[PROBLEM REQUIREMENTS]
In the entries below, find the lines that contain the word "grid" and copy them.

[Items from a figure collection]
------------------------

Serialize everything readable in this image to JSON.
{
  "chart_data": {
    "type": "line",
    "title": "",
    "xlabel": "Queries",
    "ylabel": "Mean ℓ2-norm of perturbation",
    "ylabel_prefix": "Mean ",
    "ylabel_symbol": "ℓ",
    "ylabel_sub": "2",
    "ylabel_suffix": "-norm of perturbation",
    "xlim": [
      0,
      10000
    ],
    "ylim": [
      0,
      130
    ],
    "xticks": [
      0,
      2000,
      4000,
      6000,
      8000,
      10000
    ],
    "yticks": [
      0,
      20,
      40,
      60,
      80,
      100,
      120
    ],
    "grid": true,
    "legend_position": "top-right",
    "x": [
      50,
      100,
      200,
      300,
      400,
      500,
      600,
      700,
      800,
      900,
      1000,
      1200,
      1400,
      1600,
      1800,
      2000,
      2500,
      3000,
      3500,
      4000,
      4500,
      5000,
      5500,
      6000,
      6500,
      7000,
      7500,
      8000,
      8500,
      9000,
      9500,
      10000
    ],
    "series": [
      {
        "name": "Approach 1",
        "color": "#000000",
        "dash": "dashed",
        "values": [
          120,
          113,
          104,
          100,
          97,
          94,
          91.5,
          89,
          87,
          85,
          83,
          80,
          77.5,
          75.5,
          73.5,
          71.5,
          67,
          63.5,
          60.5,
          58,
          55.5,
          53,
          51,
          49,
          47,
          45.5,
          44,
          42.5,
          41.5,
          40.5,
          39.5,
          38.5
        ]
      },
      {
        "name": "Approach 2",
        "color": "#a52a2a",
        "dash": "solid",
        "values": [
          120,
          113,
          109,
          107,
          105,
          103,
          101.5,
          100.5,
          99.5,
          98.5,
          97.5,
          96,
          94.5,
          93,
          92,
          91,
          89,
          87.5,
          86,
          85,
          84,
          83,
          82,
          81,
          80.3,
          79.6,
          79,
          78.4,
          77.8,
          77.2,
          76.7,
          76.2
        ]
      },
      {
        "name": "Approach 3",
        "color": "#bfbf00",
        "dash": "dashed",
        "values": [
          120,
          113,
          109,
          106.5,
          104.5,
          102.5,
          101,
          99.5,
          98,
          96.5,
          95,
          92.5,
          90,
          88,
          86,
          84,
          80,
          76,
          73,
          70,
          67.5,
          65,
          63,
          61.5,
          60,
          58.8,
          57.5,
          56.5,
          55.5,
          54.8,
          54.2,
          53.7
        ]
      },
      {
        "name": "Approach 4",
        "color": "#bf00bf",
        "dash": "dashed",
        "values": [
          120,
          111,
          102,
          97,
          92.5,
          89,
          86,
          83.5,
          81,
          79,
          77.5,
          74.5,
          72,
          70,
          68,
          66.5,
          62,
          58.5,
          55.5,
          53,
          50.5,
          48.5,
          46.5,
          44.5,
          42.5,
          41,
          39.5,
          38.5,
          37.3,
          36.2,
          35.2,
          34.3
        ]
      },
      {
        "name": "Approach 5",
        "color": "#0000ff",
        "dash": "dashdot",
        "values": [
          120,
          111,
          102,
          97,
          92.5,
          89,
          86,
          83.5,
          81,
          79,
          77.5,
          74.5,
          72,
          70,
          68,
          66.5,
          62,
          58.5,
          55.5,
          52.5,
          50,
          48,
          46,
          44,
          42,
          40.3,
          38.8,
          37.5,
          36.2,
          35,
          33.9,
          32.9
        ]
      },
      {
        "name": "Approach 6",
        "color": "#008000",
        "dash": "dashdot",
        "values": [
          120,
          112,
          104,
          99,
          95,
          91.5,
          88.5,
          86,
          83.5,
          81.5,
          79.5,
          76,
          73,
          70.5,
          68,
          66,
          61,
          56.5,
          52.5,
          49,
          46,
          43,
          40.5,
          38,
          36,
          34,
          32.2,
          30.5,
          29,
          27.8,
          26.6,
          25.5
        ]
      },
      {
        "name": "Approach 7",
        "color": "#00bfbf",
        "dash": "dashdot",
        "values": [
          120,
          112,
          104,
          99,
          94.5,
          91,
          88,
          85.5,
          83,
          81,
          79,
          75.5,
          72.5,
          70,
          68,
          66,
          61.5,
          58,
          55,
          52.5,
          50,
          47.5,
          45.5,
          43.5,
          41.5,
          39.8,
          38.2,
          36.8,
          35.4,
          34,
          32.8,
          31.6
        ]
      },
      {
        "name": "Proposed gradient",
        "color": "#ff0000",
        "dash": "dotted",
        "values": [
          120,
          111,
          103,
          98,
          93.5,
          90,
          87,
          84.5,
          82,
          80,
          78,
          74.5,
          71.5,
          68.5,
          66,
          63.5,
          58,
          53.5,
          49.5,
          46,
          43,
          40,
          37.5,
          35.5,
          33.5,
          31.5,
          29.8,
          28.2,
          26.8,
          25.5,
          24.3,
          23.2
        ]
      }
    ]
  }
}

------------------------

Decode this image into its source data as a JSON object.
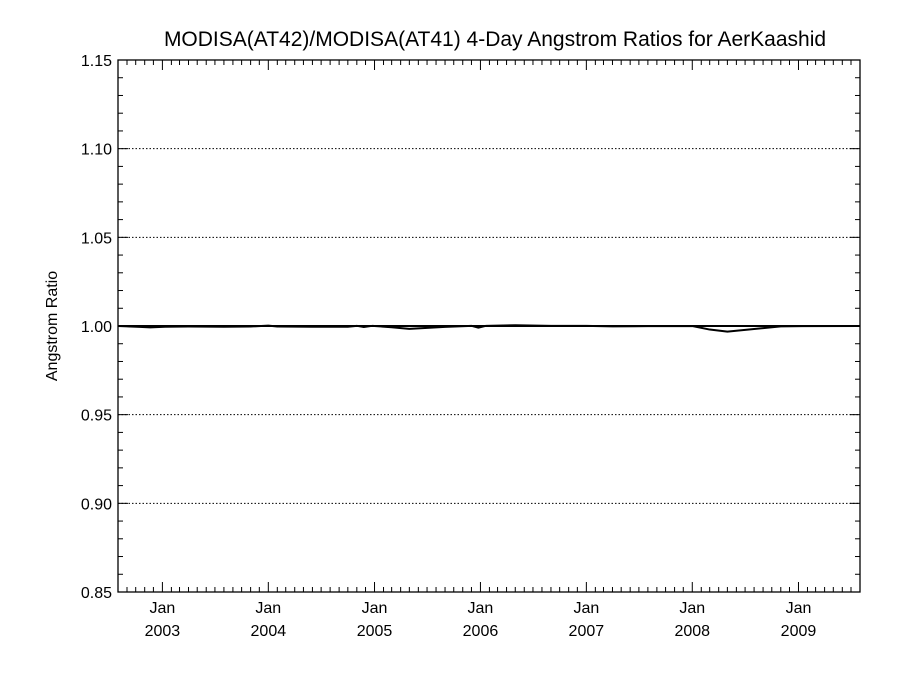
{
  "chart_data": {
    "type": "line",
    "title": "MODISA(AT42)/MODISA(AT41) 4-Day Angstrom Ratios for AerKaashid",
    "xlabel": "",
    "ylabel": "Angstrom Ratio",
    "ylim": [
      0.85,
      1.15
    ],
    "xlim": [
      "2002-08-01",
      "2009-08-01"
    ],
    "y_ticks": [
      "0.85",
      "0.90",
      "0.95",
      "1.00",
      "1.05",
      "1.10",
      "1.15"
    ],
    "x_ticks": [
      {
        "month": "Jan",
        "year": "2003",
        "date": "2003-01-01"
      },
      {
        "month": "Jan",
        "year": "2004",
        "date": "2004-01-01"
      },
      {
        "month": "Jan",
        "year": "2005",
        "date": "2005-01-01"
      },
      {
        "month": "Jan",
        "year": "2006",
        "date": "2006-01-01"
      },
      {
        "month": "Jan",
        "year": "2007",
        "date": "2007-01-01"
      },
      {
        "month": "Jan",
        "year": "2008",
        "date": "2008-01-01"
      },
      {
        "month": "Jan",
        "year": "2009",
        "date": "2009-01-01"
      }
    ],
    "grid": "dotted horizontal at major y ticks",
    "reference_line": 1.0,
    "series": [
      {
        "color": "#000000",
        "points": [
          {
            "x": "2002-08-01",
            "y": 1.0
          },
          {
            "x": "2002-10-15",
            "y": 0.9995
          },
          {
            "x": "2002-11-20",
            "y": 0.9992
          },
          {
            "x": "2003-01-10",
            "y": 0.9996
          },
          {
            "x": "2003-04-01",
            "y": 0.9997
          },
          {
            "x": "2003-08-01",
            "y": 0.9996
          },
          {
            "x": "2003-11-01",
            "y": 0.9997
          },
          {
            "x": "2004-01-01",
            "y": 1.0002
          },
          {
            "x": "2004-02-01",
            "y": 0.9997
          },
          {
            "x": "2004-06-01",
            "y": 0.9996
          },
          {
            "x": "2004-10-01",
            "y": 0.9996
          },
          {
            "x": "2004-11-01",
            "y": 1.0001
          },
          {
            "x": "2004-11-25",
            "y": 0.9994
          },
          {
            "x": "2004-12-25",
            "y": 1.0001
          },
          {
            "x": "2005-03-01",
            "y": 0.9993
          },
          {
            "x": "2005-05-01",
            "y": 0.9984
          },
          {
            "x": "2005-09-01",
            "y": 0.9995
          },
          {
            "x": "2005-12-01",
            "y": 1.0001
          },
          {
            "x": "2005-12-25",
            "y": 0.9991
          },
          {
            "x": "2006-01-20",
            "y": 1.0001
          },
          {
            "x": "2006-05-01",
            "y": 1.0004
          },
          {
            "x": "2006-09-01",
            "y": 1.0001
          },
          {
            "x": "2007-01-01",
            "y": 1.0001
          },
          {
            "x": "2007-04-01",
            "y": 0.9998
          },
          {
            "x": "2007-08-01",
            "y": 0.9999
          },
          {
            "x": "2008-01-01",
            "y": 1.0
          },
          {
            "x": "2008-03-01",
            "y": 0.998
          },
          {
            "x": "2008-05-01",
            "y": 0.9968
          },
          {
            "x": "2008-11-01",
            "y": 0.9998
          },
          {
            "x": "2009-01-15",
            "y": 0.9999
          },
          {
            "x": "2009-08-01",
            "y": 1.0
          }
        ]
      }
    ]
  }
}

------------------------

[EXERCISE SOLUTION]
    "grid": true,
    "grid": "dotted horizontal at major y ticks",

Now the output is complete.